> To be done:
Restate all of the data exactly.

> Data records:
--------------------

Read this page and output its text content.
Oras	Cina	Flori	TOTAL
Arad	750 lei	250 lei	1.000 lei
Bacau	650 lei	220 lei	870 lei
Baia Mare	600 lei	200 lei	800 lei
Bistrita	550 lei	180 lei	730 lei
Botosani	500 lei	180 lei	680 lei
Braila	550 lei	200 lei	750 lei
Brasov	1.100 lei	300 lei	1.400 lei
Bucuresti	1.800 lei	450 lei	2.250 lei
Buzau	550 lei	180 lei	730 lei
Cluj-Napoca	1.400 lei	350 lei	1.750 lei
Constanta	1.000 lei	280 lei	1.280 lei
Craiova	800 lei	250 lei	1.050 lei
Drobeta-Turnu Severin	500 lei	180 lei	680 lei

--------------------

> Solution for this task:
Read this page and output its text content.
Oras	Cina	Flori	TOTAL
Arad	750 lei	250 lei	1.000 lei
Bacau	650 lei	220 lei	870 lei
Baia Mare	600 lei	200 lei	800 lei
Bistrita	550 lei	180 lei	730 lei
Botosani	500 lei	180 lei	680 lei
Braila	550 lei	200 lei	750 lei
Brasov	1.100 lei	300 lei	1.400 lei
Bucuresti	1.800 lei	450 lei	2.250 lei
Buzau	550 lei	180 lei	730 lei
Cluj-Napoca	1.400 lei	350 lei	1.750 lei
Constanta	1.000 lei	280 lei	1.280 lei
Craiova	800 lei	250 lei	1.050 lei
Drobeta-Turnu Severin	500 lei	180 lei	680 lei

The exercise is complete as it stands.